# About this task
Search the records for lines that contain the word "hoạt". Copy them all.

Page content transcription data
■ ■ ■ ■ ■ ■ ■

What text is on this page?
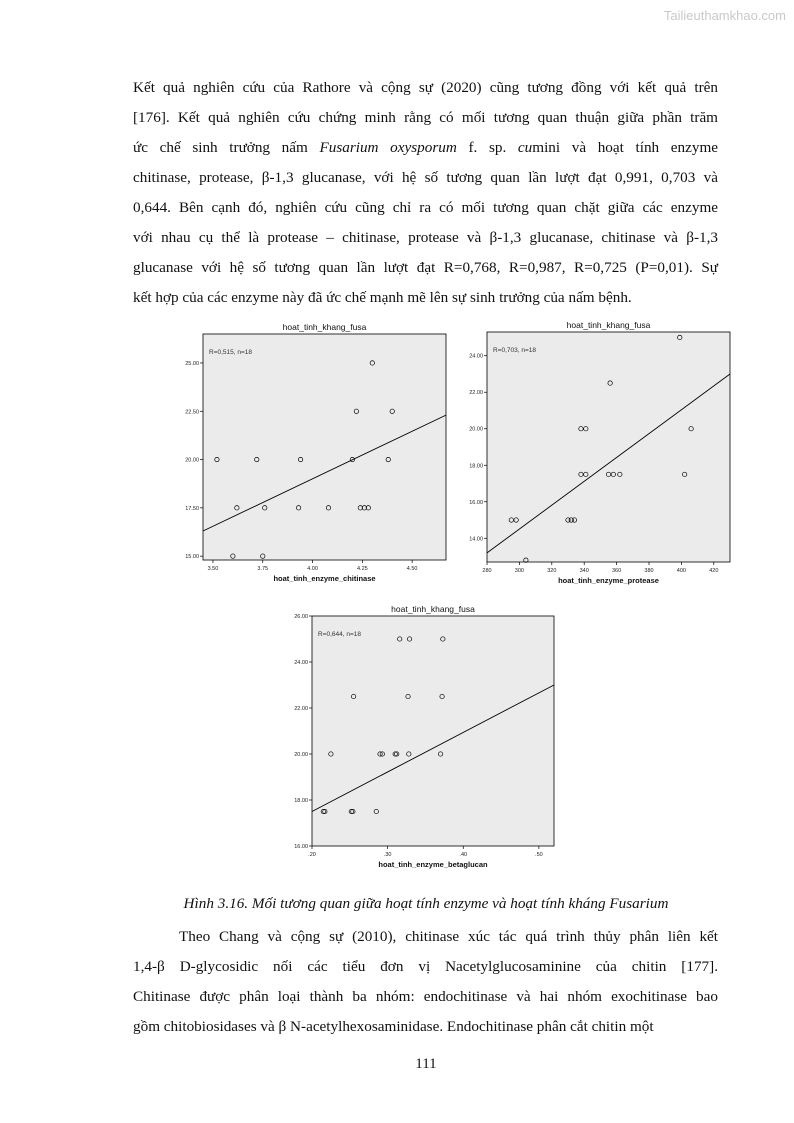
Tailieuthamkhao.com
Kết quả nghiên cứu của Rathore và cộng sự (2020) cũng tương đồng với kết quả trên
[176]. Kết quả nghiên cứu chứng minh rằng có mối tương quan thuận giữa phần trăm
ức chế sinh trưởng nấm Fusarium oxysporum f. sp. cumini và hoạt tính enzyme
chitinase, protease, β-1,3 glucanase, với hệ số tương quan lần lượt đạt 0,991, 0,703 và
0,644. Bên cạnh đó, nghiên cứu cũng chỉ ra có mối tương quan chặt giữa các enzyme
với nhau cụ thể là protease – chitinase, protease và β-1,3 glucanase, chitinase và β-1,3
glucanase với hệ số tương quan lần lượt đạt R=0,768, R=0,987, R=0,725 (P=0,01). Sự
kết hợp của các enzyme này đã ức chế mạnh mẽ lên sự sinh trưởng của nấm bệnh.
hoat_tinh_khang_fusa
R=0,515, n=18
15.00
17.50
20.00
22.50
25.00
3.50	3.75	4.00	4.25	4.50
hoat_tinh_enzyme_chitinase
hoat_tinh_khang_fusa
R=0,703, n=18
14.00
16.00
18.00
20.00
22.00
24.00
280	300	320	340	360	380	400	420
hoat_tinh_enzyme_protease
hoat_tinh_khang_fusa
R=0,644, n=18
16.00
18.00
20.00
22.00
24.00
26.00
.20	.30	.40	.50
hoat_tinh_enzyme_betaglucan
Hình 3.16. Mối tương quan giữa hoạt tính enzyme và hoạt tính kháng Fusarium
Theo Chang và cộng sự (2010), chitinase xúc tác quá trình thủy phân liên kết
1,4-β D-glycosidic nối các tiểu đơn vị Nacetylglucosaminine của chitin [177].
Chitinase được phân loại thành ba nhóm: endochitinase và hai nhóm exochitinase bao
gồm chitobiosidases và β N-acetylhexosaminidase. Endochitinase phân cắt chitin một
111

■ ■ ■ ■ ■ ■ ■

# Exercise result
ức chế sinh trưởng nấm Fusarium oxysporum f. sp. cumini và hoạt tính enzyme
Hình 3.16. Mối tương quan giữa hoạt tính enzyme và hoạt tính kháng Fusarium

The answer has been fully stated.